GIVEN TASK: Wherever the word "xlabel" appears in the entries, copy the whole line.

* BEGIN *

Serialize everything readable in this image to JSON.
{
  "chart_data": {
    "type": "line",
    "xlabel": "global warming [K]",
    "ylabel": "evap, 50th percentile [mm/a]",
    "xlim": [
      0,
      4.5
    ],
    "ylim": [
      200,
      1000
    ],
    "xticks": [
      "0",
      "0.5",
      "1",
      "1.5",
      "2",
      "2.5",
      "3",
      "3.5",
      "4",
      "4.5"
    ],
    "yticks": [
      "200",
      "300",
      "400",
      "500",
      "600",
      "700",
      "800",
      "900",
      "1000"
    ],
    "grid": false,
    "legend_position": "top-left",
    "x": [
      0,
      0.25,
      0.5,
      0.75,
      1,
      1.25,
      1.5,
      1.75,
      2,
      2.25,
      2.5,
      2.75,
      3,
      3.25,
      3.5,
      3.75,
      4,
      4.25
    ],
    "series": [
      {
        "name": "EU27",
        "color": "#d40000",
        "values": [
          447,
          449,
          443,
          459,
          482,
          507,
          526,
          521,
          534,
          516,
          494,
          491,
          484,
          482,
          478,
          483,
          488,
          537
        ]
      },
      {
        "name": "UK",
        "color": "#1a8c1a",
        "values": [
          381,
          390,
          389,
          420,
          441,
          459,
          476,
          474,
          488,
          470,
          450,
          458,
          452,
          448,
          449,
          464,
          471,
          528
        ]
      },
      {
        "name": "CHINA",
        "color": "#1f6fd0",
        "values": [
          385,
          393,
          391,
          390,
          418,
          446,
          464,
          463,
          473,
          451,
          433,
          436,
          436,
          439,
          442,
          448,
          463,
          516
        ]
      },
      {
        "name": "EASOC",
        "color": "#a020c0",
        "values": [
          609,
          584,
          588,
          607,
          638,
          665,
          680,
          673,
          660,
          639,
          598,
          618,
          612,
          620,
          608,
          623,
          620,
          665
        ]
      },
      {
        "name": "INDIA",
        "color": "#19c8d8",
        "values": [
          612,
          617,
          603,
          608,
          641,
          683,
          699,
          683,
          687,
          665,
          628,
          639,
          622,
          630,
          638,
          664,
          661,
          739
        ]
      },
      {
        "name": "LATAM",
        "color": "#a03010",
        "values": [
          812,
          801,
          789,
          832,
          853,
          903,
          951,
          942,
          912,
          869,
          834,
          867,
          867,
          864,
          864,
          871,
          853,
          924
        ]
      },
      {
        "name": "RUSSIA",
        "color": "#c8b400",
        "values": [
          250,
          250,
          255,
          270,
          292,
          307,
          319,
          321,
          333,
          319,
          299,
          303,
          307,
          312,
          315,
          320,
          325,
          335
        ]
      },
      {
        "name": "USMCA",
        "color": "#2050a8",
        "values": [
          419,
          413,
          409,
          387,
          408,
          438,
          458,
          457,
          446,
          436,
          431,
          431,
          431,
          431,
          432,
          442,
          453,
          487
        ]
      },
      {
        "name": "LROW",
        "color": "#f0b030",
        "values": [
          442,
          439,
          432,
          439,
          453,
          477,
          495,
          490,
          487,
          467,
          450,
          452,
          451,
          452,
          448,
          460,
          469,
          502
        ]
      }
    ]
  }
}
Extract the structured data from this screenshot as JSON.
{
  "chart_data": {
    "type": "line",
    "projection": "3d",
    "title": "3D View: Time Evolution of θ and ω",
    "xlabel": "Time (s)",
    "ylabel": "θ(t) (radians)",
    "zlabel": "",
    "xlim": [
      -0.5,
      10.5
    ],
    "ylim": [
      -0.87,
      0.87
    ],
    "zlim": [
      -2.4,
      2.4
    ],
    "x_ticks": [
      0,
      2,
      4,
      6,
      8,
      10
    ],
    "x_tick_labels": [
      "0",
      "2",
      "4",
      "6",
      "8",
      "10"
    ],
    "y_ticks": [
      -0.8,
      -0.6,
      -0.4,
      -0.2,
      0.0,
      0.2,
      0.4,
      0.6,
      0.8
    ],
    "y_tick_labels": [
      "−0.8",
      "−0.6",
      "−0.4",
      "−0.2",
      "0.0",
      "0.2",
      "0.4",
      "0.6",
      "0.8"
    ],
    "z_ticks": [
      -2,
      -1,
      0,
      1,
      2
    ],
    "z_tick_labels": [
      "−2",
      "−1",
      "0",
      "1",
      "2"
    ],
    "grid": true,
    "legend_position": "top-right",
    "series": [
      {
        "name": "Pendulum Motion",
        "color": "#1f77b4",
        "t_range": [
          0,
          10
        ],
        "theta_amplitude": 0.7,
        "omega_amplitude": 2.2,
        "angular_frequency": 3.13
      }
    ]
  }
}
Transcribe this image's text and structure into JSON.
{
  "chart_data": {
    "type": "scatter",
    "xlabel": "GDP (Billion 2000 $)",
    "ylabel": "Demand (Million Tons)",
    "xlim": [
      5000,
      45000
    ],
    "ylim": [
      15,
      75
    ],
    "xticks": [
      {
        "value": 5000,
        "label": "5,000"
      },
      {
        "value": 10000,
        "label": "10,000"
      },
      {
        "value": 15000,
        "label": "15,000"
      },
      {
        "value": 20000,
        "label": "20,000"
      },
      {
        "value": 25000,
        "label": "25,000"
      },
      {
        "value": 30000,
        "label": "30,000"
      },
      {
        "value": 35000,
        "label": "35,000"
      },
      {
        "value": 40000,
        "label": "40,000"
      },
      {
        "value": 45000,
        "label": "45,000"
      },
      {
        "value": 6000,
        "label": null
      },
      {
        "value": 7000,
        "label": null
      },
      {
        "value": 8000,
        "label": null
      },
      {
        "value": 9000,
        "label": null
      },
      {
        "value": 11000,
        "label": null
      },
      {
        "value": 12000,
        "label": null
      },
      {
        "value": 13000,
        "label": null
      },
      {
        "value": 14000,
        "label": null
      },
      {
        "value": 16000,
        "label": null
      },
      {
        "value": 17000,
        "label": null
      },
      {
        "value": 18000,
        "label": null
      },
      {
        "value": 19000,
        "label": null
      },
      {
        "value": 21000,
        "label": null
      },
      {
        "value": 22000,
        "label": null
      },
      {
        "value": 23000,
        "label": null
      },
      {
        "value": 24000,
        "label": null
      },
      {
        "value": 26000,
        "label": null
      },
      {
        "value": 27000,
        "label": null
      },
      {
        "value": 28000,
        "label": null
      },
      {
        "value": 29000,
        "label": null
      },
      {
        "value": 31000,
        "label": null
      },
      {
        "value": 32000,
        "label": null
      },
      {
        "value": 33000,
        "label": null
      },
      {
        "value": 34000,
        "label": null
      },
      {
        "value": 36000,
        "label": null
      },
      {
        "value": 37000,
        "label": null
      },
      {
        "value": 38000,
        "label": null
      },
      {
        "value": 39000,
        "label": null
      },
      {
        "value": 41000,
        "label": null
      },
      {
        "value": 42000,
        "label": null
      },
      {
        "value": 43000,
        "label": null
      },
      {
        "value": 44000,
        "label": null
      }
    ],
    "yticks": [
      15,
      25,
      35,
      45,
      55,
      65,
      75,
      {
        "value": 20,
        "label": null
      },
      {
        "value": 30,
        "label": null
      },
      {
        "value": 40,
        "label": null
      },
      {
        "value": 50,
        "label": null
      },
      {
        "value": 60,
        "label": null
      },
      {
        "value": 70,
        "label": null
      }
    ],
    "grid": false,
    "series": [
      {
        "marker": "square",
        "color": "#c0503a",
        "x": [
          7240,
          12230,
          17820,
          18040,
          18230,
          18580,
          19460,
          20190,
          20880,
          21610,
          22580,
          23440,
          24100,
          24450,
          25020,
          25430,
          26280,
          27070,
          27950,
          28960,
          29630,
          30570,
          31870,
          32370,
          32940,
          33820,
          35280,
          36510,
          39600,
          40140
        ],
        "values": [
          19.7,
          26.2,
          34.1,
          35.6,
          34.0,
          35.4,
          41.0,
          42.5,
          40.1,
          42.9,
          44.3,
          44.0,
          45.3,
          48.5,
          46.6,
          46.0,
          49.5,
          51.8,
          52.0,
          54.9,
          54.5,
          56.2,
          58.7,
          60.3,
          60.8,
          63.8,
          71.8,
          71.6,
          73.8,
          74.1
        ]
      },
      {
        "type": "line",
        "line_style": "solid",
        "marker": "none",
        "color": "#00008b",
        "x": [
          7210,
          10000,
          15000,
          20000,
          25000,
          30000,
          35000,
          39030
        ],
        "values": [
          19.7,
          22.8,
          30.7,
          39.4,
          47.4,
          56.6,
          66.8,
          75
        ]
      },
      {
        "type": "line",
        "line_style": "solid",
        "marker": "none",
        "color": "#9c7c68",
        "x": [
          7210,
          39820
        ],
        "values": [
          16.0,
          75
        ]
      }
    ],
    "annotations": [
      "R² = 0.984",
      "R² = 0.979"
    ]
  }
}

* END *

EXPECTED ANSWER:
    "xlabel": "global warming [K]",
    "xlabel": "Time (s)",
    "xlabel": "GDP (Billion 2000 $)",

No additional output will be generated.